Supplied material
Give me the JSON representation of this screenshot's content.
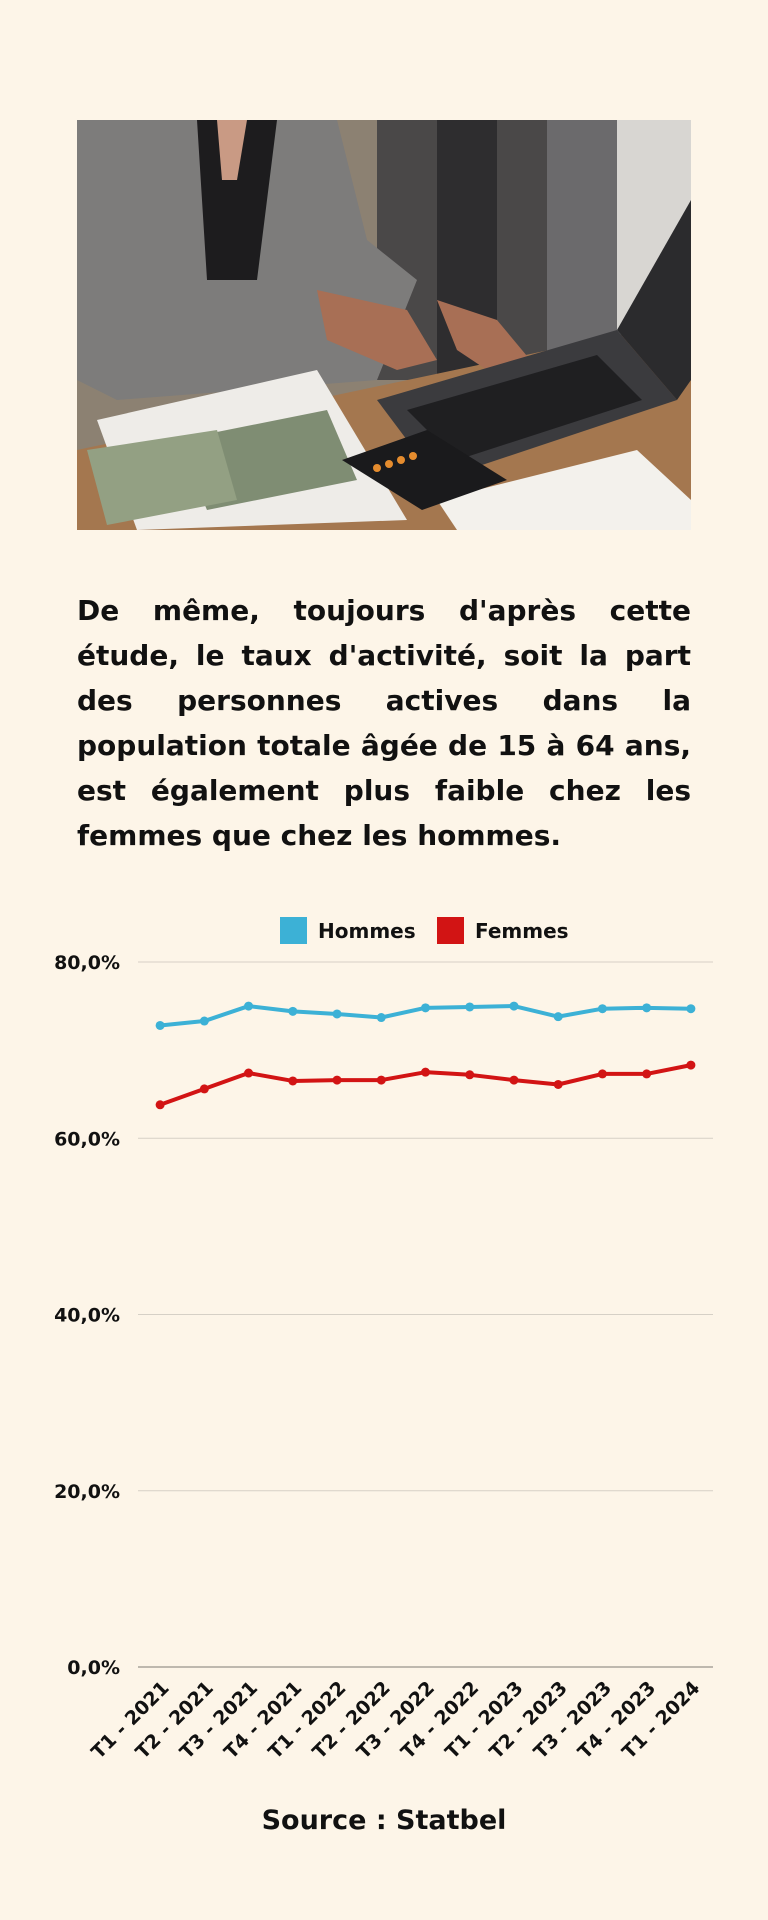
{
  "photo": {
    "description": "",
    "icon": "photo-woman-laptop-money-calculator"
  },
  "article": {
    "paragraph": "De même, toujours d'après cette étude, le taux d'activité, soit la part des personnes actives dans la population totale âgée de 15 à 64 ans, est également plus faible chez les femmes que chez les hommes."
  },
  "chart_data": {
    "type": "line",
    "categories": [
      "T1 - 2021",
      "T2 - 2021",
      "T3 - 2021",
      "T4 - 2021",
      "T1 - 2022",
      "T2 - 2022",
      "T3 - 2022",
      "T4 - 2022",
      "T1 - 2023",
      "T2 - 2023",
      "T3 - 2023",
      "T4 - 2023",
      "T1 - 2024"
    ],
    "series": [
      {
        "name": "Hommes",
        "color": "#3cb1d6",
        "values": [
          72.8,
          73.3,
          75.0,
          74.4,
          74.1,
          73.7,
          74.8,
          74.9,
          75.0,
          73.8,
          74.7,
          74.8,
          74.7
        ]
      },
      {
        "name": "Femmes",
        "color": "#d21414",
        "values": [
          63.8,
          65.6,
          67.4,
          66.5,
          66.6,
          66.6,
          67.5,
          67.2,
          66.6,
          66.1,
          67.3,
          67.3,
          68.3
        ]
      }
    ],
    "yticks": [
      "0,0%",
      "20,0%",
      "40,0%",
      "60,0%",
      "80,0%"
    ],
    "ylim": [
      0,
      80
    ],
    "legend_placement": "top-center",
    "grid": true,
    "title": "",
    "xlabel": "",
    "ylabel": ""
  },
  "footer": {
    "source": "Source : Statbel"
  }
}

Given request
List every line in the records above that contains the word "photo".

Solution
  "photo": {
    "icon": "photo-woman-laptop-money-calculator"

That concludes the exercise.